(What the task requires):
Copy out the lines beginning with the one that contains "899, 711, 934]" and ending after the one that contains "paragraph-line: 托管服务。 bbox=[111, 726, 711, 761]", keeping each line as it stands.

Coordinate annotation records:
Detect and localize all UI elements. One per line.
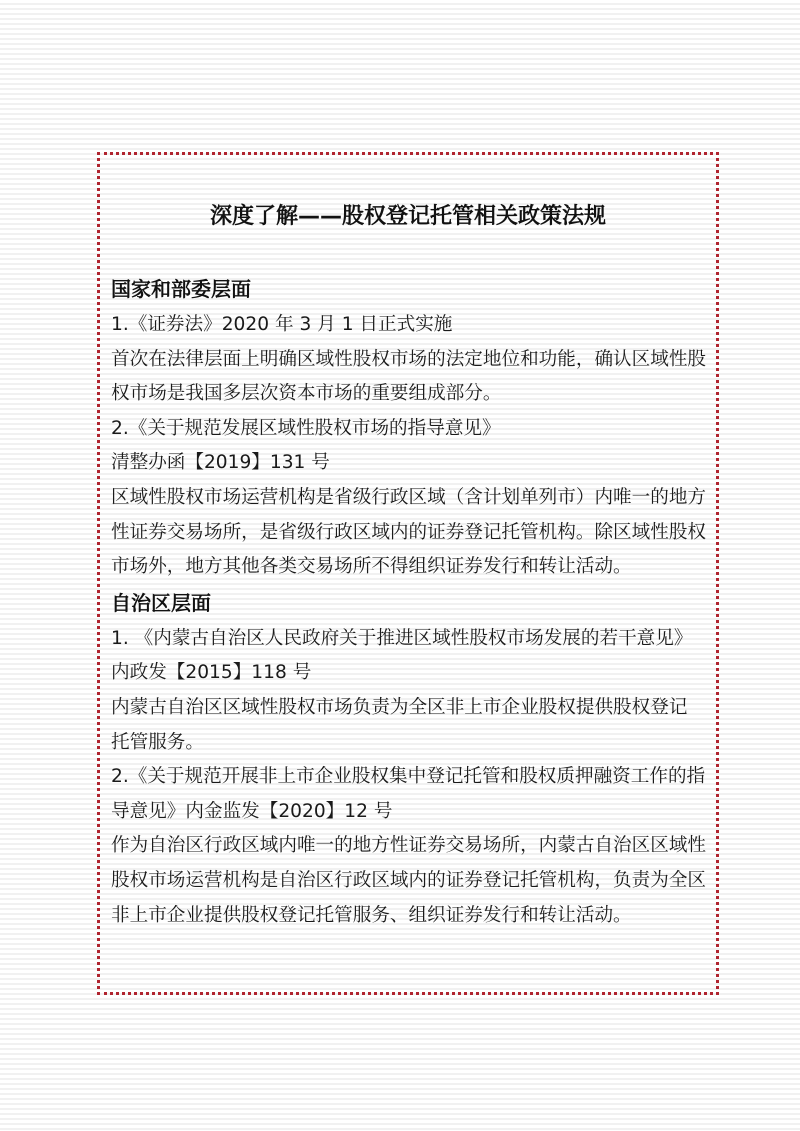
paragraph-line: 非上市企业提供股权登记托管服务、组织证券发行和转让活动。 bbox=[111, 899, 711, 934]
paragraph-line: 作为自治区行政区域内唯一的地方性证券交易场所，内蒙古自治区区域性 bbox=[111, 829, 711, 864]
paragraph-line: 市场外，地方其他各类交易场所不得组织证券发行和转让活动。 bbox=[111, 550, 711, 585]
document-number: 清整办函【2019】131 号 bbox=[111, 446, 711, 481]
section-national: 国家和部委层面 1.《证券法》2020 年 3 月 1 日正式实施 首次在法律层… bbox=[111, 271, 711, 585]
paragraph-line: 股权市场运营机构是自治区行政区域内的证券登记托管机构，负责为全区 bbox=[111, 864, 711, 899]
section-autonomous-region: 自治区层面 1. 《内蒙古自治区人民政府关于推进区域性股权市场发展的若干意见》 … bbox=[111, 585, 711, 933]
paragraph-line: 首次在法律层面上明确区域性股权市场的法定地位和功能，确认区域性股 bbox=[111, 343, 711, 378]
paragraph-line: 权市场是我国多层次资本市场的重要组成部分。 bbox=[111, 377, 711, 412]
item-title: 2.《关于规范开展非上市企业股权集中登记托管和股权质押融资工作的指 bbox=[111, 760, 711, 795]
paragraph-line: 托管服务。 bbox=[111, 726, 711, 761]
paragraph-line: 区域性股权市场运营机构是省级行政区域（含计划单列市）内唯一的地方 bbox=[111, 481, 711, 516]
page-title: 深度了解——股权登记托管相关政策法规 bbox=[100, 199, 716, 230]
document-body: 国家和部委层面 1.《证券法》2020 年 3 月 1 日正式实施 首次在法律层… bbox=[111, 271, 711, 933]
section-heading: 自治区层面 bbox=[111, 585, 711, 622]
paragraph-line: 性证券交易场所，是省级行政区域内的证券登记托管机构。除区域性股权 bbox=[111, 516, 711, 551]
item-title: 导意见》内金监发【2020】12 号 bbox=[111, 795, 711, 830]
item-title: 1.《证券法》2020 年 3 月 1 日正式实施 bbox=[111, 308, 711, 343]
paragraph-line: 内蒙古自治区区域性股权市场负责为全区非上市企业股权提供股权登记 bbox=[111, 691, 711, 726]
item-title: 1. 《内蒙古自治区人民政府关于推进区域性股权市场发展的若干意见》 bbox=[111, 622, 711, 657]
document-number: 内政发【2015】118 号 bbox=[111, 656, 711, 691]
section-heading: 国家和部委层面 bbox=[111, 271, 711, 308]
dotted-content-frame: 深度了解——股权登记托管相关政策法规 国家和部委层面 1.《证券法》2020 年… bbox=[97, 152, 719, 995]
item-title: 2.《关于规范发展区域性股权市场的指导意见》 bbox=[111, 412, 711, 447]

(Correct output):
paragraph-line: 非上市企业提供股权登记托管服务、组织证券发行和转让活动。 bbox=[111, 899, 711, 934]
paragraph-line: 作为自治区行政区域内唯一的地方性证券交易场所，内蒙古自治区区域性 bbox=[111, 829, 711, 864]
paragraph-line: 市场外，地方其他各类交易场所不得组织证券发行和转让活动。 bbox=[111, 550, 711, 585]
document-number: 清整办函【2019】131 号 bbox=[111, 446, 711, 481]
section-national: 国家和部委层面 1.《证券法》2020 年 3 月 1 日正式实施 首次在法律层… bbox=[111, 271, 711, 585]
paragraph-line: 股权市场运营机构是自治区行政区域内的证券登记托管机构，负责为全区 bbox=[111, 864, 711, 899]
section-autonomous-region: 自治区层面 1. 《内蒙古自治区人民政府关于推进区域性股权市场发展的若干意见》 … bbox=[111, 585, 711, 933]
paragraph-line: 首次在法律层面上明确区域性股权市场的法定地位和功能，确认区域性股 bbox=[111, 343, 711, 378]
paragraph-line: 权市场是我国多层次资本市场的重要组成部分。 bbox=[111, 377, 711, 412]
item-title: 2.《关于规范开展非上市企业股权集中登记托管和股权质押融资工作的指 bbox=[111, 760, 711, 795]
paragraph-line: 托管服务。 bbox=[111, 726, 711, 761]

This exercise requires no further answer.